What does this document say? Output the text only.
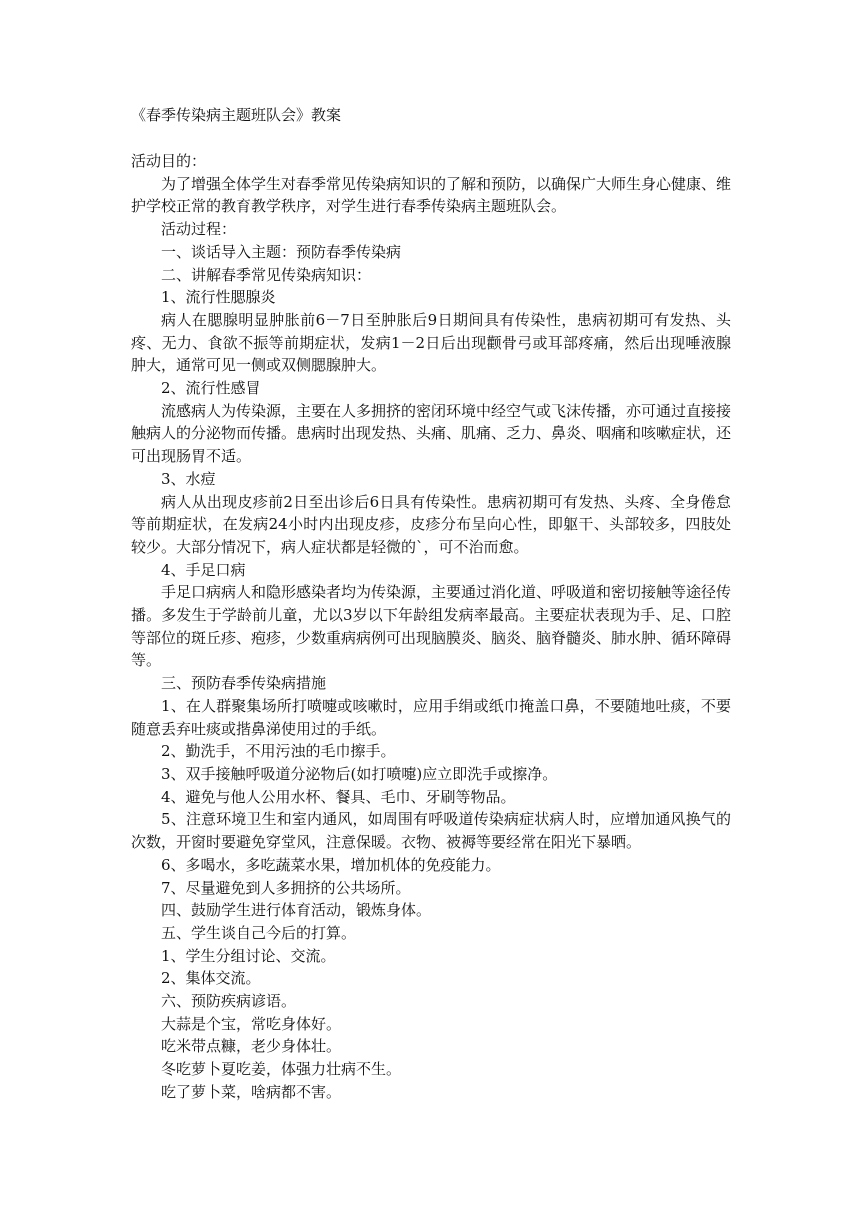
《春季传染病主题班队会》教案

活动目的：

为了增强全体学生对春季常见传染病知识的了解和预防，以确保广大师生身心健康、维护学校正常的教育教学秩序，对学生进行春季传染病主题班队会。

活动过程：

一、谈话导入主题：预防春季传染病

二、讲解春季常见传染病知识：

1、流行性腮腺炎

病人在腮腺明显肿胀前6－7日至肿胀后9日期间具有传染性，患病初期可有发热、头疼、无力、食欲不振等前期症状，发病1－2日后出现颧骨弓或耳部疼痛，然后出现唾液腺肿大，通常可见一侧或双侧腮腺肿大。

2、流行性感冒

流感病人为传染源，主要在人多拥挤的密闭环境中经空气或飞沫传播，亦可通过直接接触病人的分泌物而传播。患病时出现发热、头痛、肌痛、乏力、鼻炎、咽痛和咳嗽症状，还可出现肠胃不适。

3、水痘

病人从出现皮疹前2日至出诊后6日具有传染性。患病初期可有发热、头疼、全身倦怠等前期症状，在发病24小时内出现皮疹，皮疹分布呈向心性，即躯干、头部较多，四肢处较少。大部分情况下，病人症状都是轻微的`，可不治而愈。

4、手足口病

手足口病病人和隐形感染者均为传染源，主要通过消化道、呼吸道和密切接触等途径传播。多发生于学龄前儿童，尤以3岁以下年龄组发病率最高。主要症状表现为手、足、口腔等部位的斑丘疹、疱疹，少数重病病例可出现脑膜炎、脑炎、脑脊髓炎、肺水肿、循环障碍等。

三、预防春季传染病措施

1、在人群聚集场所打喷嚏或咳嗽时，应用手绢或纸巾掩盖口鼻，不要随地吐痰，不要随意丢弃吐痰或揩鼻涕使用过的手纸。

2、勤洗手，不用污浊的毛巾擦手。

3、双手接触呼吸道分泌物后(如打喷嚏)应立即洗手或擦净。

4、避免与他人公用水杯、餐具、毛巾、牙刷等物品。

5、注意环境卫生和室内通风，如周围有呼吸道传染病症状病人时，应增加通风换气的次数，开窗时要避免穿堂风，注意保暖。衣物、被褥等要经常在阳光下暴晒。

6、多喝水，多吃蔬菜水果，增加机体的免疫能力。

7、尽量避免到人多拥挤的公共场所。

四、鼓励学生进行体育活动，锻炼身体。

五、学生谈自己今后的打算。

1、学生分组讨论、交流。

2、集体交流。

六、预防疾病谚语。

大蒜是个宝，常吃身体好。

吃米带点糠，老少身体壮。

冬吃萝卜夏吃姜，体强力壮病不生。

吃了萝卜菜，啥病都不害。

== == ==

* _PROBLEM REQUIREMENTS_:
Answer only with how many lines in the records include "患病初期可有发热".

* _EXPECTED ANSWER_:
2